What the exercise asks:
Answer with one number only: the number of lines that include the word "herbivore".

(Excerpt from a dataset)
(begin)
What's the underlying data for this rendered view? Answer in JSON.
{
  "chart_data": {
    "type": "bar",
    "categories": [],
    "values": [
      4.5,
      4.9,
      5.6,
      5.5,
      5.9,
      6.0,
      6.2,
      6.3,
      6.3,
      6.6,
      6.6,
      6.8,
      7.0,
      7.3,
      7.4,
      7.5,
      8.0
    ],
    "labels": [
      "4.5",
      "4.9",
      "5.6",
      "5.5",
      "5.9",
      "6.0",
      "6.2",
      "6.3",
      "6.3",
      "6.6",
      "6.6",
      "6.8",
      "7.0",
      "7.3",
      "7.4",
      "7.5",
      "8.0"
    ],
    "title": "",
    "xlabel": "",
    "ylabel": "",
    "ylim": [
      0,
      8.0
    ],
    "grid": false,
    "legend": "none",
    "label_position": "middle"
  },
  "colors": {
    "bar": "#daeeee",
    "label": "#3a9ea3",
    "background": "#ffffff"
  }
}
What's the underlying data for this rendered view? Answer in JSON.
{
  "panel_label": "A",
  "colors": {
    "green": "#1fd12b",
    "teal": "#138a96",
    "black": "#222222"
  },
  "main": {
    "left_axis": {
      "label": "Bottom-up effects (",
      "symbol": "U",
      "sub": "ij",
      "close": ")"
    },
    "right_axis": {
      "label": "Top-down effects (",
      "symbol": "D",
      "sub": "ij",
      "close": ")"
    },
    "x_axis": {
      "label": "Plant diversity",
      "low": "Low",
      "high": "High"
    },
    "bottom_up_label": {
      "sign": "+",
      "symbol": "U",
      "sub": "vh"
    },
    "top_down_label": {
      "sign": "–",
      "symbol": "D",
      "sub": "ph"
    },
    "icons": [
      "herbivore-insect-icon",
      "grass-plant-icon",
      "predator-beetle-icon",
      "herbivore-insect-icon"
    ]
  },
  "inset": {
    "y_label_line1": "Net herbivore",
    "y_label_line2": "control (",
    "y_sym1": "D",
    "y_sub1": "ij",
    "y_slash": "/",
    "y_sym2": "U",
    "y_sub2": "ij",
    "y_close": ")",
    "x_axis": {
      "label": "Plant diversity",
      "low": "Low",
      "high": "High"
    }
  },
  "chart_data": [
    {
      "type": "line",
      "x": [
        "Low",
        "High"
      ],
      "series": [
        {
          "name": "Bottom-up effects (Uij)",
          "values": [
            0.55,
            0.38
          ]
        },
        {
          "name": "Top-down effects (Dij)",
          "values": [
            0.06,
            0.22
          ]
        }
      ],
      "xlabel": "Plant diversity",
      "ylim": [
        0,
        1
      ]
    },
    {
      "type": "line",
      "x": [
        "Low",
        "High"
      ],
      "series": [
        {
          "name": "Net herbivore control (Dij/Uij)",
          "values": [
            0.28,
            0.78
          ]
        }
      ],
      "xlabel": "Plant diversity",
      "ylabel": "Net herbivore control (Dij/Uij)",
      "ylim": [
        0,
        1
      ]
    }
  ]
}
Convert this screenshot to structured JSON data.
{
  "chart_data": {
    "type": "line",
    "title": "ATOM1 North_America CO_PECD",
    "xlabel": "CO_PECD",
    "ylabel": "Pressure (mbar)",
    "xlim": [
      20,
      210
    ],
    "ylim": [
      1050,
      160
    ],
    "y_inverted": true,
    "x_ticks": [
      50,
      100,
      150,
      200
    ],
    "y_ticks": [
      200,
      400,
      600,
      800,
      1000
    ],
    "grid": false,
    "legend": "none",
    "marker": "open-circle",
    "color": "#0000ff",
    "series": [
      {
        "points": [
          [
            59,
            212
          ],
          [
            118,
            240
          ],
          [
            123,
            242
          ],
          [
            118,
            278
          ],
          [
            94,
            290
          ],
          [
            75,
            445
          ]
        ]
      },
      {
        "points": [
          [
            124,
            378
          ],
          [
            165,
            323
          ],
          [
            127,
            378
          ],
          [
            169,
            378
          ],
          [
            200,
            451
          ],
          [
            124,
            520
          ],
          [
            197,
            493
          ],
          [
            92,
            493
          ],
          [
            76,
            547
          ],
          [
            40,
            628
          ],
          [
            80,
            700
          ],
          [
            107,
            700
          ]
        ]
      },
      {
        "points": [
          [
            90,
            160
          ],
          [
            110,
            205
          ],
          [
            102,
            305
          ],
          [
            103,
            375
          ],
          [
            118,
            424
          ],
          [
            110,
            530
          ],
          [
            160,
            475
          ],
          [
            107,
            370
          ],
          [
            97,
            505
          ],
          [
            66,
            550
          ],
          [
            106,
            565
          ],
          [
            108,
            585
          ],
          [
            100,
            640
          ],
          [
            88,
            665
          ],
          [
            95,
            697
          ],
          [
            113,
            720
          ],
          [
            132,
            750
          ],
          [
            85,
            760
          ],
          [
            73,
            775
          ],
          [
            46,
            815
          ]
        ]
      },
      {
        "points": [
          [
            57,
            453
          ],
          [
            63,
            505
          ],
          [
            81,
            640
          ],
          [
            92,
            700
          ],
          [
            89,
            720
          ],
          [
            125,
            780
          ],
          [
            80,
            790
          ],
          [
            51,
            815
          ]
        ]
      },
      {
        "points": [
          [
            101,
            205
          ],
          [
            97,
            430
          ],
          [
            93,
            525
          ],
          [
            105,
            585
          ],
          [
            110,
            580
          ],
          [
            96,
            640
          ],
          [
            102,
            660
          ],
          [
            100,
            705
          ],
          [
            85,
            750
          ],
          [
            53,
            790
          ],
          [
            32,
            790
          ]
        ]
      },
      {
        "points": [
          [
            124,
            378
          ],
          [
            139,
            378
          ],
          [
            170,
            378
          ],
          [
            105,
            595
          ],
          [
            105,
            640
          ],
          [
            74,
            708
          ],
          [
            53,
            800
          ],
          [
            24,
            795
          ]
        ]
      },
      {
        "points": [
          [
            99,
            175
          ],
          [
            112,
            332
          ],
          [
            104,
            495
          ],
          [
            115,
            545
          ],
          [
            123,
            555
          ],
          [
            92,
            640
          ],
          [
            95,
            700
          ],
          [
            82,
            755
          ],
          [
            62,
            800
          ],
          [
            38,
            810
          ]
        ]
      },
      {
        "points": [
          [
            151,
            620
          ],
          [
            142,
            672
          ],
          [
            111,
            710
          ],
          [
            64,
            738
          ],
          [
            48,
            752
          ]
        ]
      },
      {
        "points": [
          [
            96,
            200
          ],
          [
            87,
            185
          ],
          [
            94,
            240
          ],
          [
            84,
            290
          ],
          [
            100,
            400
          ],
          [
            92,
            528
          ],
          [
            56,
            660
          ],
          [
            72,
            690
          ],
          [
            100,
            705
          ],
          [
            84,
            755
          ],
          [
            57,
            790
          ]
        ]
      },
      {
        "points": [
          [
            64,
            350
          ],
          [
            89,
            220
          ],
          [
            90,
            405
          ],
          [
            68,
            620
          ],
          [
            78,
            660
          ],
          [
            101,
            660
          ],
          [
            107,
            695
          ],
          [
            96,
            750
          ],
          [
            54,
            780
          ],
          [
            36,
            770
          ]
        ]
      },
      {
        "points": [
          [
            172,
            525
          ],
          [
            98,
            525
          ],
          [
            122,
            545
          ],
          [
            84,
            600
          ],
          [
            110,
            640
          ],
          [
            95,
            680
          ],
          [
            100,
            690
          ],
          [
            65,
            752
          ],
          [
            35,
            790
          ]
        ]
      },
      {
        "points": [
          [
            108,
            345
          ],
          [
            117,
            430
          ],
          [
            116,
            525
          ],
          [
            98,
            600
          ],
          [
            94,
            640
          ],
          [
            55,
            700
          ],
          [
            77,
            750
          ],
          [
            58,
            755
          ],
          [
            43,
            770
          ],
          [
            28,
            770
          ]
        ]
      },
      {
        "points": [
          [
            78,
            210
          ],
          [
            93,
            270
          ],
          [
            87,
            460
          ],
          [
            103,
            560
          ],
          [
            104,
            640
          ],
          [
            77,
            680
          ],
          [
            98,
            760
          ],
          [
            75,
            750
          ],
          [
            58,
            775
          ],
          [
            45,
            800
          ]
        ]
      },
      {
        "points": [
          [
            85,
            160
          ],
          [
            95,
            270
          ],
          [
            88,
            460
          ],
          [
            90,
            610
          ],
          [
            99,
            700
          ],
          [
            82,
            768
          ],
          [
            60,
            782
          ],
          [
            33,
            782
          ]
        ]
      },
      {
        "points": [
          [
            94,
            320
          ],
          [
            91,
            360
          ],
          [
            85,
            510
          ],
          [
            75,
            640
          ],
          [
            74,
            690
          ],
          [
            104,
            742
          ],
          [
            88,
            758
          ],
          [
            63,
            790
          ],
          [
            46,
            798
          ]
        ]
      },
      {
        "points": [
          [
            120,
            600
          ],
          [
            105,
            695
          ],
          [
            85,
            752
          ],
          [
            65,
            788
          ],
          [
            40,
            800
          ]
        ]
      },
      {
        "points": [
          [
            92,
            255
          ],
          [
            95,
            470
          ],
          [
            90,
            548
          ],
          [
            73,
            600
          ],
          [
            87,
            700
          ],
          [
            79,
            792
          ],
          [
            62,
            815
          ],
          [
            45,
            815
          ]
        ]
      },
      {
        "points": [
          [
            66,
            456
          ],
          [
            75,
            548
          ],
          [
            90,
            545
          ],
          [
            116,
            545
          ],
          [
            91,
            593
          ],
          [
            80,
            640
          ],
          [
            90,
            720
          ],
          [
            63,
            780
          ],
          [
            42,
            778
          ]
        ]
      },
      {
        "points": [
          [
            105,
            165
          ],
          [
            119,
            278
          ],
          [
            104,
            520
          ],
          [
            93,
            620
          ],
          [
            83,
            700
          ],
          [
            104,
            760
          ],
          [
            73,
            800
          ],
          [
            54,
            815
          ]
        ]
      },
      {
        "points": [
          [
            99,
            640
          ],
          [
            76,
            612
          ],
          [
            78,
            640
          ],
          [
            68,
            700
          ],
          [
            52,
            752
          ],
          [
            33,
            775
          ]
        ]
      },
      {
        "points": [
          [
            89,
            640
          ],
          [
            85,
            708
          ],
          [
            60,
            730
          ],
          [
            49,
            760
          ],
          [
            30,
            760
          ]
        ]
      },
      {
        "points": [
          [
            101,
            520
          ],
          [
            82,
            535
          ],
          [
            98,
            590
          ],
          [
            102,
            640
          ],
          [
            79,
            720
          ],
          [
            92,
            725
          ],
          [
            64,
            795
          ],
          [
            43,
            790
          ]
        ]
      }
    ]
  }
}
(end)
Solution:
5